AIM
Filter the entries and keep only the lines where the string "this" appears.

Items from a dataset:

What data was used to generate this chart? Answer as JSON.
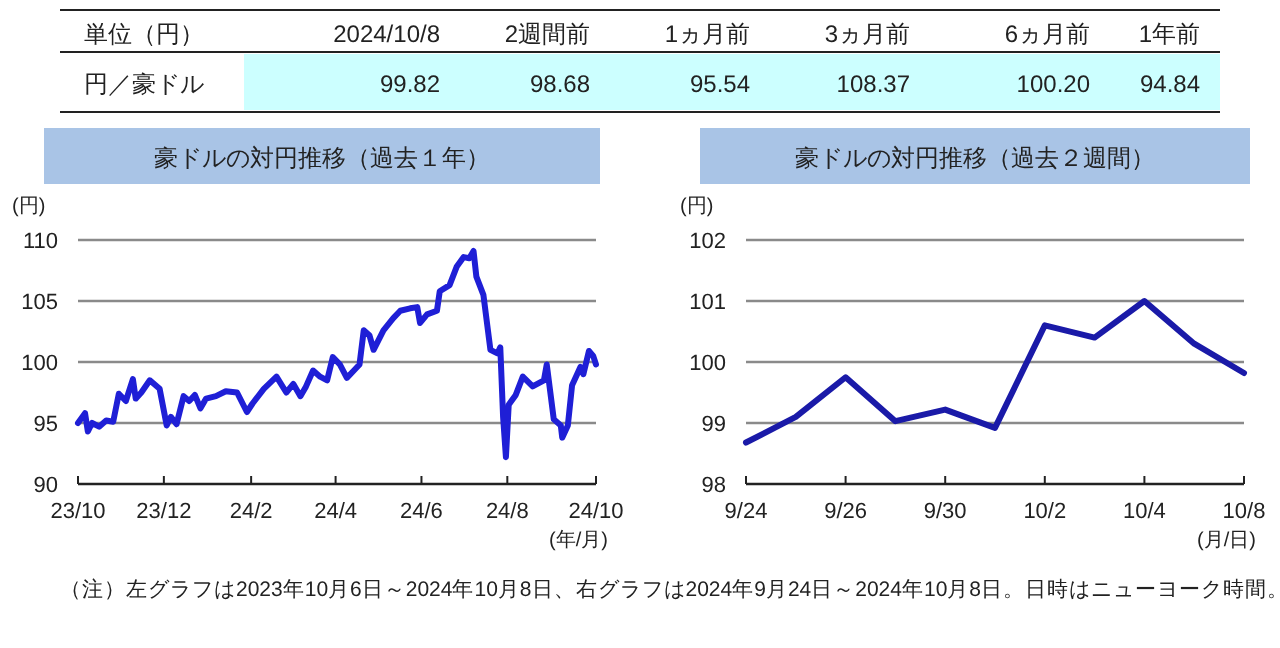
{
  "chart_data": [
    {
      "type": "other",
      "title": "単位（円）",
      "ylabel": "円／豪ドル",
      "categories": [
        "2024/10/8",
        "2週間前",
        "1ヵ月前",
        "3ヵ月前",
        "6ヵ月前",
        "1年前"
      ],
      "value_labels": [
        "99.82",
        "98.68",
        "95.54",
        "108.37",
        "100.20",
        "94.84"
      ],
      "annotations": [
        "（注）左グラフは2023年10月6日～2024年10月8日、右グラフは2024年9月24日～2024年10月8日。日時はニューヨーク時間。"
      ]
    },
    {
      "type": "line",
      "title": "豪ドルの対円推移（過去１年）",
      "ylabel": "(円)",
      "xlabel": "(年/月)",
      "xlim": [
        "2023-10-06",
        "2024-10-08"
      ],
      "ylim": [
        90,
        110
      ],
      "yticks": [
        90,
        95,
        100,
        105,
        110
      ],
      "xticks": [
        {
          "value": "2023-10-06",
          "label": "23/10"
        },
        {
          "value": "2023-12-06",
          "label": "23/12"
        },
        {
          "value": "2024-02-06",
          "label": "24/2"
        },
        {
          "value": "2024-04-06",
          "label": "24/4"
        },
        {
          "value": "2024-06-06",
          "label": "24/6"
        },
        {
          "value": "2024-08-06",
          "label": "24/8"
        },
        {
          "value": "2024-10-08",
          "label": "24/10"
        }
      ],
      "grid": "y",
      "x": [
        "2023-10-06",
        "2023-10-11",
        "2023-10-13",
        "2023-10-16",
        "2023-10-21",
        "2023-10-26",
        "2023-10-31",
        "2023-11-04",
        "2023-11-09",
        "2023-11-14",
        "2023-11-16",
        "2023-11-20",
        "2023-11-26",
        "2023-12-03",
        "2023-12-08",
        "2023-12-11",
        "2023-12-15",
        "2023-12-20",
        "2023-12-24",
        "2023-12-28",
        "2024-01-01",
        "2024-01-05",
        "2024-01-12",
        "2024-01-19",
        "2024-01-27",
        "2024-02-03",
        "2024-02-07",
        "2024-02-15",
        "2024-02-24",
        "2024-03-02",
        "2024-03-07",
        "2024-03-12",
        "2024-03-16",
        "2024-03-21",
        "2024-03-26",
        "2024-03-31",
        "2024-04-04",
        "2024-04-09",
        "2024-04-14",
        "2024-04-19",
        "2024-04-23",
        "2024-04-26",
        "2024-04-30",
        "2024-05-03",
        "2024-05-10",
        "2024-05-17",
        "2024-05-22",
        "2024-05-29",
        "2024-06-03",
        "2024-06-05",
        "2024-06-10",
        "2024-06-17",
        "2024-06-19",
        "2024-06-26",
        "2024-07-01",
        "2024-07-06",
        "2024-07-10",
        "2024-07-13",
        "2024-07-15",
        "2024-07-20",
        "2024-07-25",
        "2024-07-30",
        "2024-08-01",
        "2024-08-03",
        "2024-08-05",
        "2024-08-07",
        "2024-08-12",
        "2024-08-17",
        "2024-08-24",
        "2024-09-01",
        "2024-09-03",
        "2024-09-08",
        "2024-09-13",
        "2024-09-14",
        "2024-09-18",
        "2024-09-21",
        "2024-09-27",
        "2024-09-29",
        "2024-10-03",
        "2024-10-06",
        "2024-10-08"
      ],
      "series": [
        {
          "color": "#1f1fd6",
          "values": [
            95.0,
            95.8,
            94.3,
            95.0,
            94.7,
            95.2,
            95.1,
            97.4,
            96.8,
            98.6,
            97.0,
            97.5,
            98.5,
            97.8,
            94.8,
            95.5,
            94.9,
            97.2,
            96.8,
            97.3,
            96.2,
            97.0,
            97.2,
            97.6,
            97.5,
            95.9,
            96.6,
            97.8,
            98.8,
            97.5,
            98.2,
            97.2,
            98.0,
            99.3,
            98.8,
            98.5,
            100.4,
            99.8,
            98.7,
            99.3,
            99.8,
            102.6,
            102.2,
            101.0,
            102.6,
            103.6,
            104.2,
            104.4,
            104.5,
            103.2,
            103.9,
            104.2,
            105.8,
            106.3,
            107.8,
            108.6,
            108.5,
            109.1,
            107.0,
            105.5,
            101.0,
            100.7,
            101.2,
            95.5,
            92.2,
            96.5,
            97.3,
            98.8,
            98.0,
            98.5,
            99.8,
            95.3,
            94.8,
            93.8,
            94.8,
            98.1,
            99.6,
            99.0,
            100.9,
            100.5,
            99.8
          ]
        }
      ]
    },
    {
      "type": "line",
      "title": "豪ドルの対円推移（過去２週間）",
      "ylabel": "(円)",
      "xlabel": "(月/日)",
      "categories": [
        "9/24",
        null,
        "9/26",
        null,
        "9/30",
        null,
        "10/2",
        null,
        "10/4",
        null,
        "10/8"
      ],
      "ylim": [
        98,
        102
      ],
      "yticks": [
        98,
        99,
        100,
        101,
        102
      ],
      "grid": "y",
      "series": [
        {
          "color": "#1a1aa8",
          "values": [
            98.68,
            99.1,
            99.75,
            99.03,
            99.22,
            98.92,
            100.6,
            100.4,
            101.0,
            100.3,
            99.82
          ]
        }
      ]
    }
  ]
}
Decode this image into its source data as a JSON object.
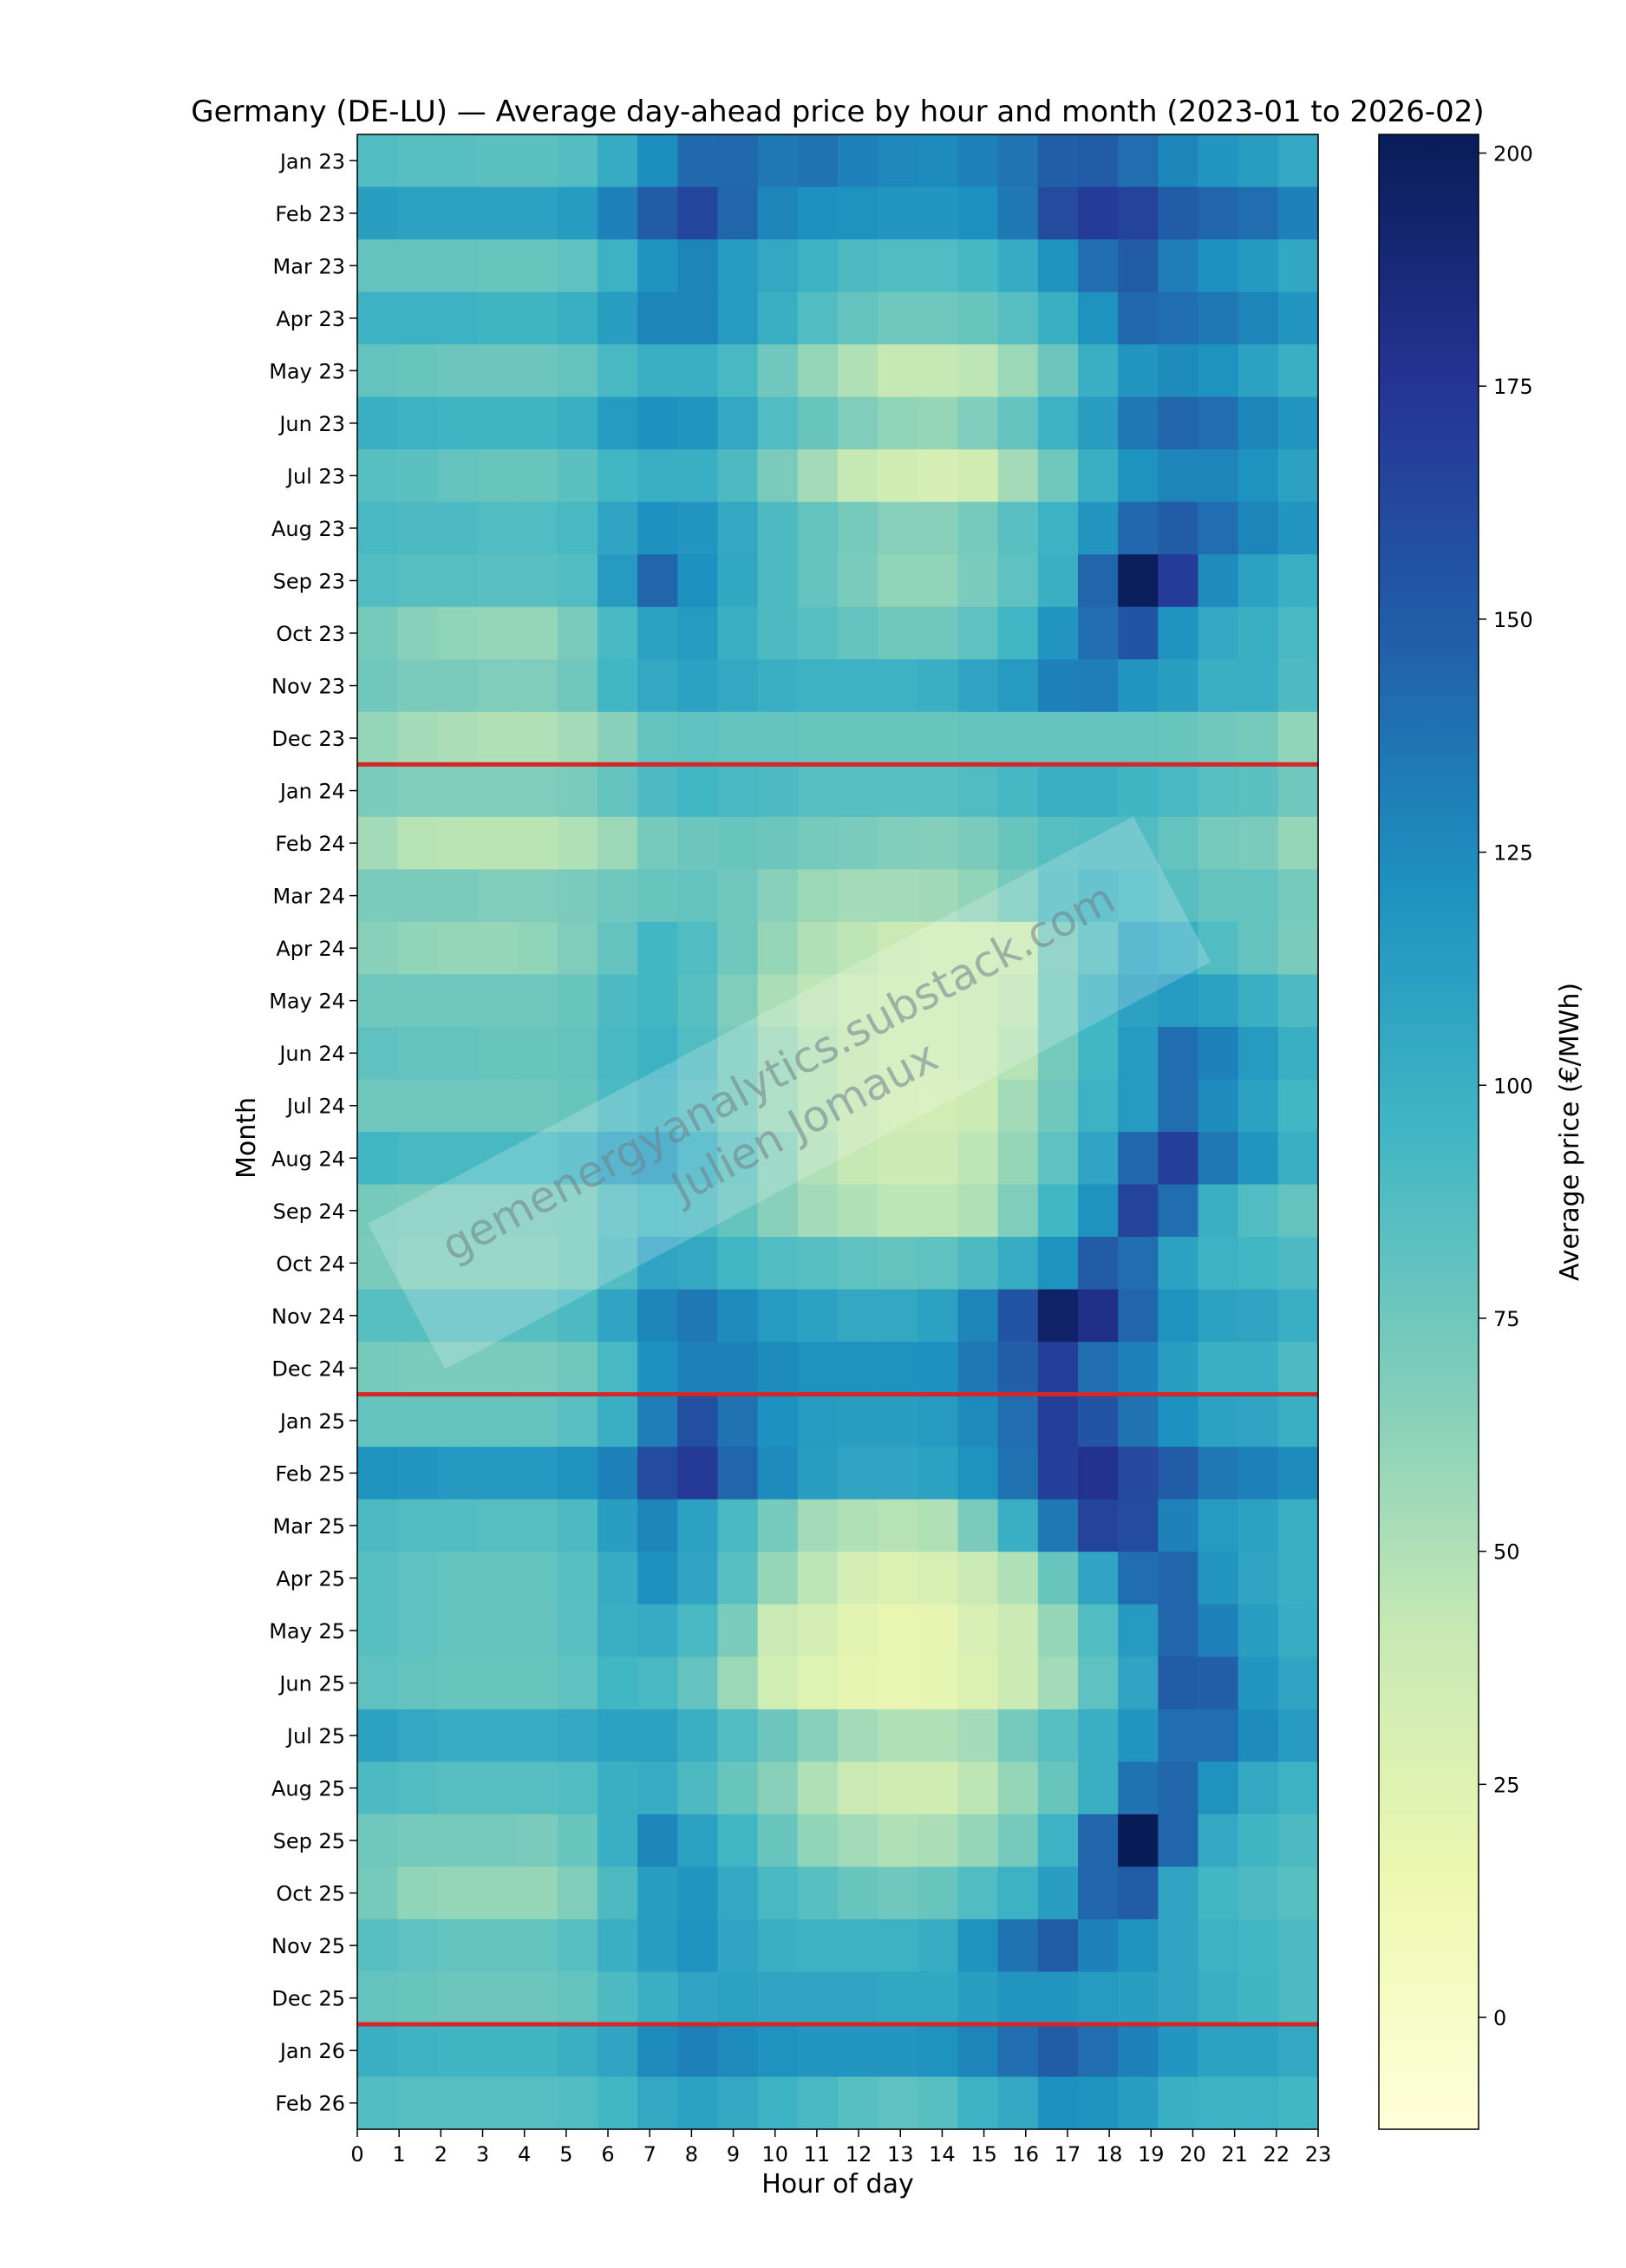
{
  "chart_data": {
    "type": "heatmap",
    "title": "Germany (DE-LU) — Average day-ahead price by hour and month (2023-01 to 2026-02)",
    "xlabel": "Hour of day",
    "ylabel": "Month",
    "x": [
      0,
      1,
      2,
      3,
      4,
      5,
      6,
      7,
      8,
      9,
      10,
      11,
      12,
      13,
      14,
      15,
      16,
      17,
      18,
      19,
      20,
      21,
      22,
      23
    ],
    "rows": [
      "Jan 23",
      "Feb 23",
      "Mar 23",
      "Apr 23",
      "May 23",
      "Jun 23",
      "Jul 23",
      "Aug 23",
      "Sep 23",
      "Oct 23",
      "Nov 23",
      "Dec 23",
      "Jan 24",
      "Feb 24",
      "Mar 24",
      "Apr 24",
      "May 24",
      "Jun 24",
      "Jul 24",
      "Aug 24",
      "Sep 24",
      "Oct 24",
      "Nov 24",
      "Dec 24",
      "Jan 25",
      "Feb 25",
      "Mar 25",
      "Apr 25",
      "May 25",
      "Jun 25",
      "Jul 25",
      "Aug 25",
      "Sep 25",
      "Oct 25",
      "Nov 25",
      "Dec 25",
      "Jan 26",
      "Feb 26"
    ],
    "values": [
      [
        88,
        85,
        85,
        83,
        83,
        87,
        103,
        123,
        142,
        143,
        135,
        138,
        130,
        127,
        125,
        130,
        137,
        148,
        150,
        140,
        128,
        118,
        113,
        105
      ],
      [
        112,
        110,
        110,
        110,
        110,
        114,
        130,
        150,
        163,
        145,
        128,
        122,
        120,
        118,
        118,
        122,
        135,
        160,
        170,
        165,
        150,
        145,
        140,
        130
      ],
      [
        80,
        80,
        80,
        78,
        78,
        82,
        98,
        120,
        128,
        115,
        105,
        98,
        90,
        88,
        88,
        93,
        103,
        120,
        140,
        150,
        132,
        122,
        116,
        106
      ],
      [
        98,
        98,
        98,
        96,
        96,
        100,
        112,
        128,
        128,
        115,
        100,
        88,
        80,
        75,
        75,
        78,
        86,
        100,
        120,
        143,
        140,
        135,
        128,
        118
      ],
      [
        80,
        78,
        76,
        76,
        76,
        80,
        92,
        100,
        100,
        92,
        75,
        60,
        50,
        42,
        42,
        45,
        58,
        76,
        100,
        118,
        125,
        120,
        110,
        100
      ],
      [
        100,
        98,
        96,
        96,
        96,
        100,
        115,
        122,
        118,
        105,
        88,
        78,
        68,
        62,
        60,
        68,
        80,
        98,
        112,
        135,
        145,
        140,
        128,
        118
      ],
      [
        85,
        83,
        80,
        78,
        78,
        83,
        95,
        100,
        100,
        90,
        70,
        55,
        42,
        36,
        32,
        36,
        55,
        75,
        100,
        120,
        128,
        128,
        120,
        110
      ],
      [
        92,
        90,
        90,
        88,
        88,
        92,
        108,
        122,
        118,
        105,
        90,
        80,
        72,
        65,
        65,
        72,
        84,
        98,
        118,
        143,
        150,
        140,
        128,
        118
      ],
      [
        88,
        86,
        86,
        84,
        84,
        88,
        115,
        145,
        122,
        106,
        90,
        80,
        70,
        62,
        62,
        70,
        82,
        100,
        145,
        200,
        170,
        125,
        110,
        100
      ],
      [
        72,
        65,
        62,
        60,
        60,
        70,
        92,
        110,
        115,
        100,
        90,
        85,
        80,
        75,
        75,
        82,
        95,
        118,
        140,
        155,
        120,
        105,
        100,
        92
      ],
      [
        75,
        70,
        70,
        68,
        68,
        75,
        95,
        105,
        110,
        105,
        100,
        98,
        98,
        98,
        100,
        108,
        115,
        130,
        132,
        118,
        112,
        100,
        100,
        90
      ],
      [
        60,
        55,
        52,
        50,
        50,
        55,
        65,
        80,
        82,
        80,
        80,
        78,
        78,
        78,
        78,
        80,
        80,
        80,
        80,
        80,
        78,
        75,
        72,
        62
      ],
      [
        70,
        68,
        68,
        68,
        68,
        70,
        80,
        90,
        95,
        92,
        90,
        86,
        85,
        85,
        85,
        88,
        93,
        100,
        100,
        96,
        92,
        85,
        83,
        75
      ],
      [
        55,
        48,
        46,
        46,
        46,
        50,
        58,
        72,
        76,
        78,
        76,
        72,
        70,
        68,
        66,
        70,
        78,
        86,
        88,
        88,
        80,
        72,
        70,
        60
      ],
      [
        70,
        70,
        70,
        68,
        68,
        70,
        75,
        78,
        80,
        75,
        65,
        58,
        55,
        55,
        56,
        62,
        72,
        88,
        95,
        92,
        85,
        80,
        80,
        72
      ],
      [
        65,
        62,
        60,
        60,
        62,
        68,
        80,
        95,
        88,
        75,
        60,
        50,
        45,
        40,
        38,
        38,
        40,
        70,
        85,
        105,
        100,
        88,
        80,
        70
      ],
      [
        75,
        75,
        75,
        75,
        75,
        78,
        90,
        95,
        85,
        68,
        52,
        45,
        40,
        38,
        38,
        40,
        45,
        72,
        95,
        110,
        115,
        110,
        100,
        90
      ],
      [
        82,
        80,
        80,
        78,
        78,
        80,
        92,
        98,
        88,
        72,
        58,
        48,
        42,
        38,
        38,
        40,
        48,
        72,
        95,
        115,
        140,
        130,
        115,
        100
      ],
      [
        75,
        75,
        75,
        75,
        75,
        78,
        90,
        95,
        85,
        72,
        58,
        48,
        42,
        36,
        34,
        38,
        55,
        75,
        98,
        115,
        140,
        125,
        110,
        95
      ],
      [
        95,
        92,
        92,
        92,
        92,
        95,
        108,
        112,
        98,
        82,
        65,
        50,
        42,
        38,
        38,
        45,
        60,
        82,
        108,
        143,
        168,
        135,
        118,
        100
      ],
      [
        72,
        70,
        70,
        70,
        70,
        72,
        85,
        92,
        90,
        80,
        65,
        55,
        50,
        45,
        45,
        50,
        68,
        95,
        120,
        165,
        140,
        100,
        88,
        80
      ],
      [
        70,
        68,
        68,
        68,
        68,
        72,
        88,
        108,
        105,
        95,
        88,
        85,
        82,
        80,
        82,
        90,
        102,
        120,
        150,
        140,
        110,
        98,
        95,
        90
      ],
      [
        85,
        85,
        85,
        85,
        85,
        90,
        108,
        128,
        135,
        125,
        115,
        110,
        105,
        105,
        110,
        128,
        155,
        195,
        180,
        145,
        120,
        110,
        108,
        100
      ],
      [
        72,
        70,
        70,
        70,
        70,
        75,
        92,
        122,
        130,
        130,
        125,
        120,
        120,
        120,
        122,
        135,
        148,
        168,
        140,
        130,
        112,
        100,
        100,
        90
      ],
      [
        80,
        80,
        80,
        80,
        80,
        84,
        100,
        132,
        158,
        138,
        122,
        115,
        112,
        112,
        115,
        125,
        140,
        168,
        155,
        138,
        122,
        110,
        108,
        100
      ],
      [
        120,
        118,
        116,
        116,
        116,
        120,
        130,
        160,
        172,
        145,
        125,
        112,
        108,
        108,
        110,
        120,
        138,
        168,
        178,
        162,
        150,
        135,
        130,
        125
      ],
      [
        90,
        88,
        88,
        86,
        86,
        90,
        112,
        128,
        110,
        92,
        72,
        55,
        50,
        48,
        50,
        70,
        100,
        135,
        165,
        160,
        130,
        115,
        110,
        100
      ],
      [
        85,
        82,
        80,
        80,
        80,
        85,
        103,
        122,
        108,
        85,
        60,
        45,
        32,
        28,
        30,
        40,
        50,
        78,
        108,
        140,
        145,
        118,
        108,
        100
      ],
      [
        85,
        82,
        80,
        80,
        80,
        84,
        100,
        103,
        92,
        70,
        40,
        32,
        22,
        18,
        20,
        30,
        38,
        60,
        88,
        115,
        145,
        130,
        112,
        102
      ],
      [
        82,
        80,
        78,
        78,
        78,
        82,
        95,
        92,
        80,
        58,
        35,
        25,
        20,
        18,
        20,
        28,
        38,
        55,
        82,
        108,
        150,
        148,
        118,
        108
      ],
      [
        110,
        105,
        102,
        102,
        102,
        105,
        110,
        110,
        100,
        88,
        76,
        65,
        55,
        50,
        50,
        55,
        72,
        85,
        100,
        118,
        140,
        140,
        125,
        115
      ],
      [
        90,
        88,
        86,
        86,
        86,
        88,
        100,
        102,
        90,
        78,
        65,
        50,
        40,
        36,
        36,
        45,
        60,
        78,
        100,
        138,
        145,
        120,
        105,
        98
      ],
      [
        75,
        72,
        72,
        72,
        70,
        78,
        100,
        128,
        110,
        95,
        78,
        62,
        55,
        50,
        52,
        60,
        72,
        98,
        145,
        210,
        145,
        105,
        96,
        90
      ],
      [
        72,
        62,
        60,
        60,
        60,
        68,
        90,
        112,
        118,
        105,
        92,
        85,
        78,
        75,
        78,
        88,
        98,
        112,
        145,
        150,
        108,
        95,
        90,
        85
      ],
      [
        85,
        82,
        80,
        80,
        80,
        85,
        100,
        112,
        120,
        108,
        100,
        98,
        98,
        98,
        102,
        120,
        138,
        150,
        130,
        120,
        108,
        98,
        95,
        90
      ],
      [
        80,
        78,
        76,
        76,
        76,
        80,
        90,
        100,
        108,
        110,
        108,
        108,
        108,
        106,
        106,
        112,
        118,
        118,
        115,
        112,
        108,
        100,
        96,
        90
      ],
      [
        100,
        98,
        96,
        96,
        96,
        100,
        108,
        125,
        130,
        125,
        120,
        118,
        118,
        118,
        120,
        128,
        140,
        150,
        140,
        130,
        118,
        110,
        110,
        105
      ],
      [
        88,
        86,
        86,
        86,
        86,
        88,
        95,
        105,
        110,
        105,
        98,
        92,
        85,
        82,
        85,
        98,
        105,
        122,
        120,
        112,
        100,
        98,
        98,
        95
      ]
    ],
    "zlabel": "Average price (€/MWh)",
    "zlim": [
      -12,
      202
    ],
    "colorbar_ticks": [
      0,
      25,
      50,
      75,
      100,
      125,
      150,
      175,
      200
    ],
    "colormap": "YlGnBu",
    "colormap_stops": [
      "#ffffd9",
      "#edf8b1",
      "#c7e9b4",
      "#7fcdbb",
      "#41b6c4",
      "#1d91c0",
      "#225ea8",
      "#253494",
      "#081d58"
    ],
    "year_separators_after": [
      "Dec 23",
      "Dec 24",
      "Dec 25"
    ],
    "separator_color": "#d62728",
    "watermark": [
      "gemenergyanalytics.substack.com",
      "Julien Jomaux"
    ]
  }
}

THE RESPONSE
What data was used to generate this chart? Answer as JSON.
Decode this image into its source data as a JSON object.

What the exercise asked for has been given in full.